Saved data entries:
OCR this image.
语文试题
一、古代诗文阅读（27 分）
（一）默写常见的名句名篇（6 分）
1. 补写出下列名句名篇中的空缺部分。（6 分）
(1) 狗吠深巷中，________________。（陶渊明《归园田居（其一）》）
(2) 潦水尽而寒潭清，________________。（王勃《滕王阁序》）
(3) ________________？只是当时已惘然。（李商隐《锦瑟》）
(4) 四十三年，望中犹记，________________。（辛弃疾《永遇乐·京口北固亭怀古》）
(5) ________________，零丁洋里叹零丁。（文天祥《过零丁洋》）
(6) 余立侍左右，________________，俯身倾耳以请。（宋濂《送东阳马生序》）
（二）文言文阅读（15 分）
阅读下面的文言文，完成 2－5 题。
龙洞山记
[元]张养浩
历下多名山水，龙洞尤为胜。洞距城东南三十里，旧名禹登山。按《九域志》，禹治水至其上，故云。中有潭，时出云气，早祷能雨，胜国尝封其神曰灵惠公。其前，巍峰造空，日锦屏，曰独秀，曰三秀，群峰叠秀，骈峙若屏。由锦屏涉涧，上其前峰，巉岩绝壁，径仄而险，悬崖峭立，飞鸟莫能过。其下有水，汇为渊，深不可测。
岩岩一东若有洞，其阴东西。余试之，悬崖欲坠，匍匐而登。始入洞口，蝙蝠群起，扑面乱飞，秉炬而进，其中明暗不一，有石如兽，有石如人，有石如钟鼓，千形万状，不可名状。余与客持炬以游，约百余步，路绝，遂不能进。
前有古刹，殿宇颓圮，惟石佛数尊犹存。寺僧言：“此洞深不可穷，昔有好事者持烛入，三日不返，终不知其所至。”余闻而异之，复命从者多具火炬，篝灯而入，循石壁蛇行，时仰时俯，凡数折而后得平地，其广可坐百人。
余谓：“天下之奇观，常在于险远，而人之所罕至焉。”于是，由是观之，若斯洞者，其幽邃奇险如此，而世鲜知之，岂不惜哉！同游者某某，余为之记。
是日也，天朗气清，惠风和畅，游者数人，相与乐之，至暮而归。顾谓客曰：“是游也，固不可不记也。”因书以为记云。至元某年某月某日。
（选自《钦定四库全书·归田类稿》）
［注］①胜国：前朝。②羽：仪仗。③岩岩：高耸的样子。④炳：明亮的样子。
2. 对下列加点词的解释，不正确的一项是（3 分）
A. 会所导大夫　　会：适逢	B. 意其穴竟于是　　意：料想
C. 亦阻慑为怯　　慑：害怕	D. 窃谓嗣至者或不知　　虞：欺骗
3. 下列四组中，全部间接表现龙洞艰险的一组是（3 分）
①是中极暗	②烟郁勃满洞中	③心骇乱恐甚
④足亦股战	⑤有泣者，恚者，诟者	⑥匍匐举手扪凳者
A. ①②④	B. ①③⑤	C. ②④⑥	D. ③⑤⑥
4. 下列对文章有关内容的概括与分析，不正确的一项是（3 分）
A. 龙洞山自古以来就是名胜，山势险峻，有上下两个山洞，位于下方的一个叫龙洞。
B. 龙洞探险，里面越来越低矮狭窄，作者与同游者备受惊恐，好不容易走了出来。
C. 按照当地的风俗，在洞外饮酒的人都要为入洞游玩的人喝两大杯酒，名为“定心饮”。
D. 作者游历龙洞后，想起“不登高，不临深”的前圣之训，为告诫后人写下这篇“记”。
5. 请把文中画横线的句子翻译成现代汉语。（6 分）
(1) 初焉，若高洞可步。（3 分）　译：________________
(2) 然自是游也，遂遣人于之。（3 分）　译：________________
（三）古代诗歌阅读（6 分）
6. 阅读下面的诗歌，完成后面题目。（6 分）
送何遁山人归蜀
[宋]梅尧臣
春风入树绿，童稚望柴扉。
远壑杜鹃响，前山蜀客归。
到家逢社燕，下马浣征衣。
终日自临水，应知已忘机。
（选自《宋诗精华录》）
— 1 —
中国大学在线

Written instruction —
Repeat the material above in full, exactly as it stands.

Complete answer —
OCR this image.
语文试题
一、古代诗文阅读（27 分）
（一）默写常见的名句名篇（6 分）
1. 补写出下列名句名篇中的空缺部分。（6 分）
(1) 狗吠深巷中，________________。（陶渊明《归园田居（其一）》）
(2) 潦水尽而寒潭清，________________。（王勃《滕王阁序》）
(3) ________________？只是当时已惘然。（李商隐《锦瑟》）
(4) 四十三年，望中犹记，________________。（辛弃疾《永遇乐·京口北固亭怀古》）
(5) ________________，零丁洋里叹零丁。（文天祥《过零丁洋》）
(6) 余立侍左右，________________，俯身倾耳以请。（宋濂《送东阳马生序》）
（二）文言文阅读（15 分）
阅读下面的文言文，完成 2－5 题。
龙洞山记
[元]张养浩
历下多名山水，龙洞尤为胜。洞距城东南三十里，旧名禹登山。按《九域志》，禹治水至其上，故云。中有潭，时出云气，早祷能雨，胜国尝封其神曰灵惠公。其前，巍峰造空，日锦屏，曰独秀，曰三秀，群峰叠秀，骈峙若屏。由锦屏涉涧，上其前峰，巉岩绝壁，径仄而险，悬崖峭立，飞鸟莫能过。其下有水，汇为渊，深不可测。
岩岩一东若有洞，其阴东西。余试之，悬崖欲坠，匍匐而登。始入洞口，蝙蝠群起，扑面乱飞，秉炬而进，其中明暗不一，有石如兽，有石如人，有石如钟鼓，千形万状，不可名状。余与客持炬以游，约百余步，路绝，遂不能进。
前有古刹，殿宇颓圮，惟石佛数尊犹存。寺僧言：“此洞深不可穷，昔有好事者持烛入，三日不返，终不知其所至。”余闻而异之，复命从者多具火炬，篝灯而入，循石壁蛇行，时仰时俯，凡数折而后得平地，其广可坐百人。
余谓：“天下之奇观，常在于险远，而人之所罕至焉。”于是，由是观之，若斯洞者，其幽邃奇险如此，而世鲜知之，岂不惜哉！同游者某某，余为之记。
是日也，天朗气清，惠风和畅，游者数人，相与乐之，至暮而归。顾谓客曰：“是游也，固不可不记也。”因书以为记云。至元某年某月某日。
（选自《钦定四库全书·归田类稿》）
［注］①胜国：前朝。②羽：仪仗。③岩岩：高耸的样子。④炳：明亮的样子。
2. 对下列加点词的解释，不正确的一项是（3 分）
A. 会所导大夫　　会：适逢	B. 意其穴竟于是　　意：料想
C. 亦阻慑为怯　　慑：害怕	D. 窃谓嗣至者或不知　　虞：欺骗
3. 下列四组中，全部间接表现龙洞艰险的一组是（3 分）
①是中极暗	②烟郁勃满洞中	③心骇乱恐甚
④足亦股战	⑤有泣者，恚者，诟者	⑥匍匐举手扪凳者
A. ①②④	B. ①③⑤	C. ②④⑥	D. ③⑤⑥
4. 下列对文章有关内容的概括与分析，不正确的一项是（3 分）
A. 龙洞山自古以来就是名胜，山势险峻，有上下两个山洞，位于下方的一个叫龙洞。
B. 龙洞探险，里面越来越低矮狭窄，作者与同游者备受惊恐，好不容易走了出来。
C. 按照当地的风俗，在洞外饮酒的人都要为入洞游玩的人喝两大杯酒，名为“定心饮”。
D. 作者游历龙洞后，想起“不登高，不临深”的前圣之训，为告诫后人写下这篇“记”。
5. 请把文中画横线的句子翻译成现代汉语。（6 分）
(1) 初焉，若高洞可步。（3 分）　译：________________
(2) 然自是游也，遂遣人于之。（3 分）　译：________________
（三）古代诗歌阅读（6 分）
6. 阅读下面的诗歌，完成后面题目。（6 分）
送何遁山人归蜀
[宋]梅尧臣
春风入树绿，童稚望柴扉。
远壑杜鹃响，前山蜀客归。
到家逢社燕，下马浣征衣。
终日自临水，应知已忘机。
（选自《宋诗精华录》）
— 1 —
中国大学在线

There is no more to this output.